— Start of Data supplied —

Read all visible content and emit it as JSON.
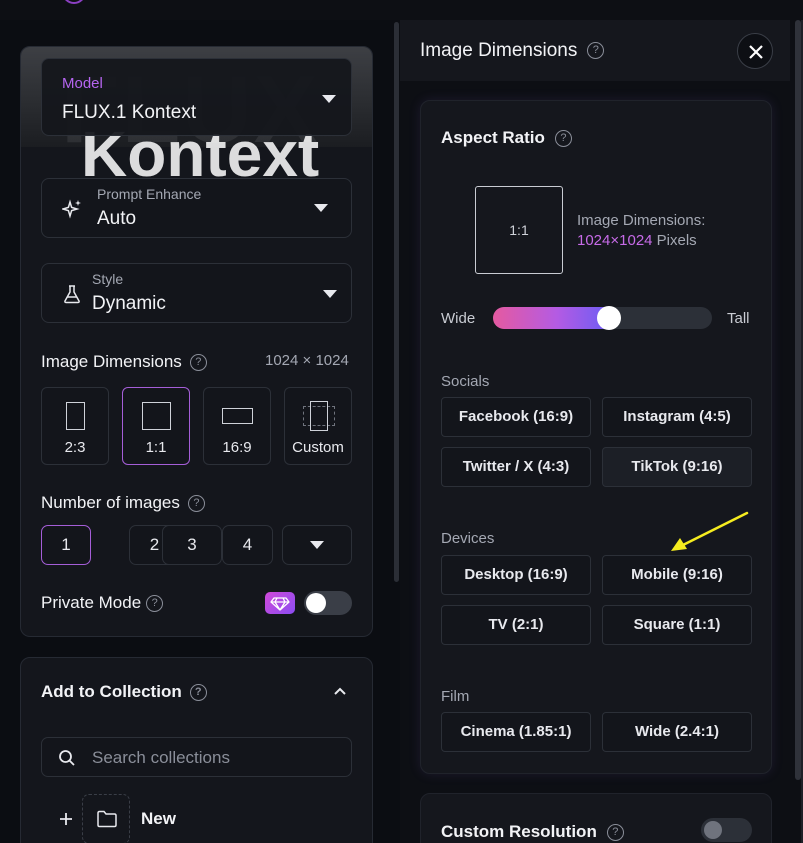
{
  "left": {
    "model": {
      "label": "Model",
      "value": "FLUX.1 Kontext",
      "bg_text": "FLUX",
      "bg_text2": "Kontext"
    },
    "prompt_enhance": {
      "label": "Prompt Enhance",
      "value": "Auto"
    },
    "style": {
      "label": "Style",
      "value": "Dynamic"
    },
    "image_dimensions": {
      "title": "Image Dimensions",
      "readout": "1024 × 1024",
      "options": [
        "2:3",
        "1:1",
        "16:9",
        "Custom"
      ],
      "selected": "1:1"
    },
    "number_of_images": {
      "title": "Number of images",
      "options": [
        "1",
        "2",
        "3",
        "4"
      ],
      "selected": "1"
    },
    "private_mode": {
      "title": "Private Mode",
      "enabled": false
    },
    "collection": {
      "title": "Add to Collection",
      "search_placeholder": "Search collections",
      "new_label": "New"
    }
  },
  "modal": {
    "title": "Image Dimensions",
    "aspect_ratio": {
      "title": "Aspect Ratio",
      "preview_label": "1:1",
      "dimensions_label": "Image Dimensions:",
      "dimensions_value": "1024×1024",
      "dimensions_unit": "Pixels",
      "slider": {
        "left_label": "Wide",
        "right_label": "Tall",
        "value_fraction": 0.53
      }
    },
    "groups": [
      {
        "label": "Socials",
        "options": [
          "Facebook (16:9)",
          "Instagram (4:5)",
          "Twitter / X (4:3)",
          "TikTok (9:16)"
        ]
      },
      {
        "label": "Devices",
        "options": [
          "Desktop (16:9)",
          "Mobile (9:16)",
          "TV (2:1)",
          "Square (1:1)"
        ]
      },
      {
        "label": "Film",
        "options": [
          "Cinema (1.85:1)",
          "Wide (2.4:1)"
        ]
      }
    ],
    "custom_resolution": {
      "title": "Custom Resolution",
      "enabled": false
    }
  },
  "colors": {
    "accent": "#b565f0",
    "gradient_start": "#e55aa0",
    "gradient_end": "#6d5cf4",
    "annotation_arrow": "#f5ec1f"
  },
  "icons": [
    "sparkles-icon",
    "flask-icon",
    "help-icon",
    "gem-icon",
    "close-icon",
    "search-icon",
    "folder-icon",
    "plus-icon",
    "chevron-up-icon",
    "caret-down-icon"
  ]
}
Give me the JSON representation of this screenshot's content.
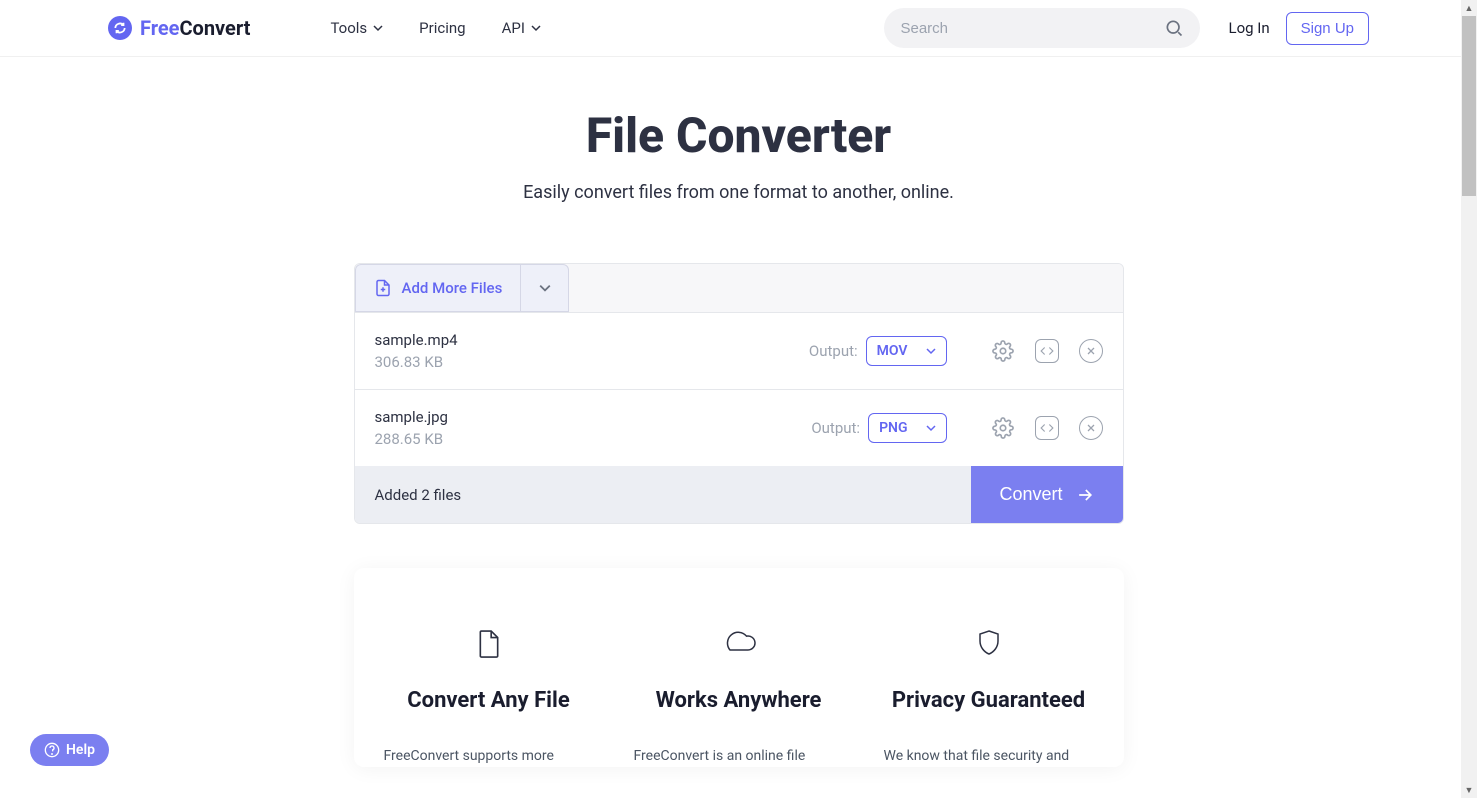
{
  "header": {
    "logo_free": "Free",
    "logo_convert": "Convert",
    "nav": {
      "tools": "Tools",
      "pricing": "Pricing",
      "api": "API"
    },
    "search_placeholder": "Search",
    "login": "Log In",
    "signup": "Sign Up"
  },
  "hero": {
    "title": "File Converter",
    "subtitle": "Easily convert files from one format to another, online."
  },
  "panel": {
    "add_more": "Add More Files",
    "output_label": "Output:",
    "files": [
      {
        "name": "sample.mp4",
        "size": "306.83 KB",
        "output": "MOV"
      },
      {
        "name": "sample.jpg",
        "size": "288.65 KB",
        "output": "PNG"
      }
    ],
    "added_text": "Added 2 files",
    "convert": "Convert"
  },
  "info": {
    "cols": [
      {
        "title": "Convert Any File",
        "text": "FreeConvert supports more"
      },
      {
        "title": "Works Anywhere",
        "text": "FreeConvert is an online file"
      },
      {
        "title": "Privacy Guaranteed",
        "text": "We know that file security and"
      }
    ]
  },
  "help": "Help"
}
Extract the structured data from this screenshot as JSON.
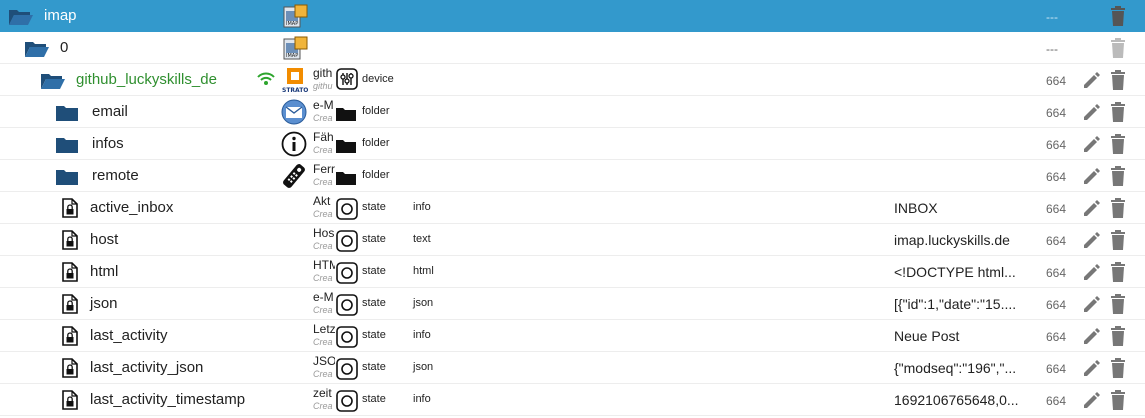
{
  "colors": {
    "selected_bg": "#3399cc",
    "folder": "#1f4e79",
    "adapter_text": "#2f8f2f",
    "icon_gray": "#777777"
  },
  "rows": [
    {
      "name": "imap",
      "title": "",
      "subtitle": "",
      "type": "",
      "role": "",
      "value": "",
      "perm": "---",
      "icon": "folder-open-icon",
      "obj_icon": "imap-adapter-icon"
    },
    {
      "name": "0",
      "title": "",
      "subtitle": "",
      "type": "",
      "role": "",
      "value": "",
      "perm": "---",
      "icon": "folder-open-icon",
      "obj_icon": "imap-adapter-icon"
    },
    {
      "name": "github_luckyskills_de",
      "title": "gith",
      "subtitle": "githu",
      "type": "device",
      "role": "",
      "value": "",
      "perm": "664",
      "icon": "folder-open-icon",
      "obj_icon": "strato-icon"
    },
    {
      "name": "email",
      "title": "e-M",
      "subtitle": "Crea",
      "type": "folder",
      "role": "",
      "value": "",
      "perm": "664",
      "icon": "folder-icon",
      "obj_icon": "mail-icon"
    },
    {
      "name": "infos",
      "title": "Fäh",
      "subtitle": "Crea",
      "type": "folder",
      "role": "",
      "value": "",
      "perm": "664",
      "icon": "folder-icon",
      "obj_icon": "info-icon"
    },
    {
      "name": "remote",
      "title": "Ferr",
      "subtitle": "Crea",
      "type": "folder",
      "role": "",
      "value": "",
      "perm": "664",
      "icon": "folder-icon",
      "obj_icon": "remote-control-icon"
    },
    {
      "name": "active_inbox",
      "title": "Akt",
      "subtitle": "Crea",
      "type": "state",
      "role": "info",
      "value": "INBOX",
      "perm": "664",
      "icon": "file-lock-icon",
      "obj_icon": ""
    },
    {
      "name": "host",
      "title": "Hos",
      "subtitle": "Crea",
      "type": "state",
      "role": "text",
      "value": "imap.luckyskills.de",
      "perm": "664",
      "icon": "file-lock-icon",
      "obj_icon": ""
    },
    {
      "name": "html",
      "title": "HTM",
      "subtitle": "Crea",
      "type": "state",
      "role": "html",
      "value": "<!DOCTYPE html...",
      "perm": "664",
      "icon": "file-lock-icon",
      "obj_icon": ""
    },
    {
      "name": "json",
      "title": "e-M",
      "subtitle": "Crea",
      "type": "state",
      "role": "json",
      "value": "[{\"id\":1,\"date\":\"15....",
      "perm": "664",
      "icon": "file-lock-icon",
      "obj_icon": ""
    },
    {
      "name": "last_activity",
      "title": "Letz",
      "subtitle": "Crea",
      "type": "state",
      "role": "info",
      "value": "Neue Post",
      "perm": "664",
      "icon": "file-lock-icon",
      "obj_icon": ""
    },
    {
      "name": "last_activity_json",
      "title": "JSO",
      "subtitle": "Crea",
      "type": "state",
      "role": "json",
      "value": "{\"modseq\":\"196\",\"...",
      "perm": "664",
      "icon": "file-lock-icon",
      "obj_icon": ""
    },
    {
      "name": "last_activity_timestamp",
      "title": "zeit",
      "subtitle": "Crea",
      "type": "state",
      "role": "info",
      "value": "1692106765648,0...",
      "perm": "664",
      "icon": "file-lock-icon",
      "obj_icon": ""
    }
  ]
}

— End of Data supplied —

What the task requires >>
Every entry should be returned exactly as written, minus the pictures.

Answer to the problem >>
Read all visible content and emit it as JSON.
{
  "left": {
    "model": {
      "label": "Model",
      "value": "FLUX.1 Kontext",
      "bg_text": "FLUX",
      "bg_text2": "Kontext"
    },
    "prompt_enhance": {
      "label": "Prompt Enhance",
      "value": "Auto"
    },
    "style": {
      "label": "Style",
      "value": "Dynamic"
    },
    "image_dimensions": {
      "title": "Image Dimensions",
      "readout": "1024 × 1024",
      "options": [
        "2:3",
        "1:1",
        "16:9",
        "Custom"
      ],
      "selected": "1:1"
    },
    "number_of_images": {
      "title": "Number of images",
      "options": [
        "1",
        "2",
        "3",
        "4"
      ],
      "selected": "1"
    },
    "private_mode": {
      "title": "Private Mode",
      "enabled": false
    },
    "collection": {
      "title": "Add to Collection",
      "search_placeholder": "Search collections",
      "new_label": "New"
    }
  },
  "modal": {
    "title": "Image Dimensions",
    "aspect_ratio": {
      "title": "Aspect Ratio",
      "preview_label": "1:1",
      "dimensions_label": "Image Dimensions:",
      "dimensions_value": "1024×1024",
      "dimensions_unit": "Pixels",
      "slider": {
        "left_label": "Wide",
        "right_label": "Tall",
        "value_fraction": 0.53
      }
    },
    "groups": [
      {
        "label": "Socials",
        "options": [
          "Facebook (16:9)",
          "Instagram (4:5)",
          "Twitter / X (4:3)",
          "TikTok (9:16)"
        ]
      },
      {
        "label": "Devices",
        "options": [
          "Desktop (16:9)",
          "Mobile (9:16)",
          "TV (2:1)",
          "Square (1:1)"
        ]
      },
      {
        "label": "Film",
        "options": [
          "Cinema (1.85:1)",
          "Wide (2.4:1)"
        ]
      }
    ],
    "custom_resolution": {
      "title": "Custom Resolution",
      "enabled": false
    }
  },
  "colors": {
    "accent": "#b565f0",
    "gradient_start": "#e55aa0",
    "gradient_end": "#6d5cf4",
    "annotation_arrow": "#f5ec1f"
  },
  "icons": [
    "sparkles-icon",
    "flask-icon",
    "help-icon",
    "gem-icon",
    "close-icon",
    "search-icon",
    "folder-icon",
    "plus-icon",
    "chevron-up-icon",
    "caret-down-icon"
  ]
}
Give me the JSON representation of this screenshot's content.
{
  "header": {
    "logo_free": "Free",
    "logo_convert": "Convert",
    "nav": {
      "tools": "Tools",
      "pricing": "Pricing",
      "api": "API"
    },
    "search_placeholder": "Search",
    "login": "Log In",
    "signup": "Sign Up"
  },
  "hero": {
    "title": "File Converter",
    "subtitle": "Easily convert files from one format to another, online."
  },
  "panel": {
    "add_more": "Add More Files",
    "output_label": "Output:",
    "files": [
      {
        "name": "sample.mp4",
        "size": "306.83 KB",
        "output": "MOV"
      },
      {
        "name": "sample.jpg",
        "size": "288.65 KB",
        "output": "PNG"
      }
    ],
    "added_text": "Added 2 files",
    "convert": "Convert"
  },
  "info": {
    "cols": [
      {
        "title": "Convert Any File",
        "text": "FreeConvert supports more"
      },
      {
        "title": "Works Anywhere",
        "text": "FreeConvert is an online file"
      },
      {
        "title": "Privacy Guaranteed",
        "text": "We know that file security and"
      }
    ]
  },
  "help": "Help"
}
Extract the structured data from this screenshot as JSON.
{
  "colors": {
    "selected_bg": "#3399cc",
    "folder": "#1f4e79",
    "adapter_text": "#2f8f2f",
    "icon_gray": "#777777"
  },
  "rows": [
    {
      "name": "imap",
      "title": "",
      "subtitle": "",
      "type": "",
      "role": "",
      "value": "",
      "perm": "---",
      "icon": "folder-open-icon",
      "obj_icon": "imap-adapter-icon"
    },
    {
      "name": "0",
      "title": "",
      "subtitle": "",
      "type": "",
      "role": "",
      "value": "",
      "perm": "---",
      "icon": "folder-open-icon",
      "obj_icon": "imap-adapter-icon"
    },
    {
      "name": "github_luckyskills_de",
      "title": "gith",
      "subtitle": "githu",
      "type": "device",
      "role": "",
      "value": "",
      "perm": "664",
      "icon": "folder-open-icon",
      "obj_icon": "strato-icon"
    },
    {
      "name": "email",
      "title": "e-M",
      "subtitle": "Crea",
      "type": "folder",
      "role": "",
      "value": "",
      "perm": "664",
      "icon": "folder-icon",
      "obj_icon": "mail-icon"
    },
    {
      "name": "infos",
      "title": "Fäh",
      "subtitle": "Crea",
      "type": "folder",
      "role": "",
      "value": "",
      "perm": "664",
      "icon": "folder-icon",
      "obj_icon": "info-icon"
    },
    {
      "name": "remote",
      "title": "Ferr",
      "subtitle": "Crea",
      "type": "folder",
      "role": "",
      "value": "",
      "perm": "664",
      "icon": "folder-icon",
      "obj_icon": "remote-control-icon"
    },
    {
      "name": "active_inbox",
      "title": "Akt",
      "subtitle": "Crea",
      "type": "state",
      "role": "info",
      "value": "INBOX",
      "perm": "664",
      "icon": "file-lock-icon",
      "obj_icon": ""
    },
    {
      "name": "host",
      "title": "Hos",
      "subtitle": "Crea",
      "type": "state",
      "role": "text",
      "value": "imap.luckyskills.de",
      "perm": "664",
      "icon": "file-lock-icon",
      "obj_icon": ""
    },
    {
      "name": "html",
      "title": "HTM",
      "subtitle": "Crea",
      "type": "state",
      "role": "html",
      "value": "<!DOCTYPE html...",
      "perm": "664",
      "icon": "file-lock-icon",
      "obj_icon": ""
    },
    {
      "name": "json",
      "title": "e-M",
      "subtitle": "Crea",
      "type": "state",
      "role": "json",
      "value": "[{\"id\":1,\"date\":\"15....",
      "perm": "664",
      "icon": "file-lock-icon",
      "obj_icon": ""
    },
    {
      "name": "last_activity",
      "title": "Letz",
      "subtitle": "Crea",
      "type": "state",
      "role": "info",
      "value": "Neue Post",
      "perm": "664",
      "icon": "file-lock-icon",
      "obj_icon": ""
    },
    {
      "name": "last_activity_json",
      "title": "JSO",
      "subtitle": "Crea",
      "type": "state",
      "role": "json",
      "value": "{\"modseq\":\"196\",\"...",
      "perm": "664",
      "icon": "file-lock-icon",
      "obj_icon": ""
    },
    {
      "name": "last_activity_timestamp",
      "title": "zeit",
      "subtitle": "Crea",
      "type": "state",
      "role": "info",
      "value": "1692106765648,0...",
      "perm": "664",
      "icon": "file-lock-icon",
      "obj_icon": ""
    }
  ]
}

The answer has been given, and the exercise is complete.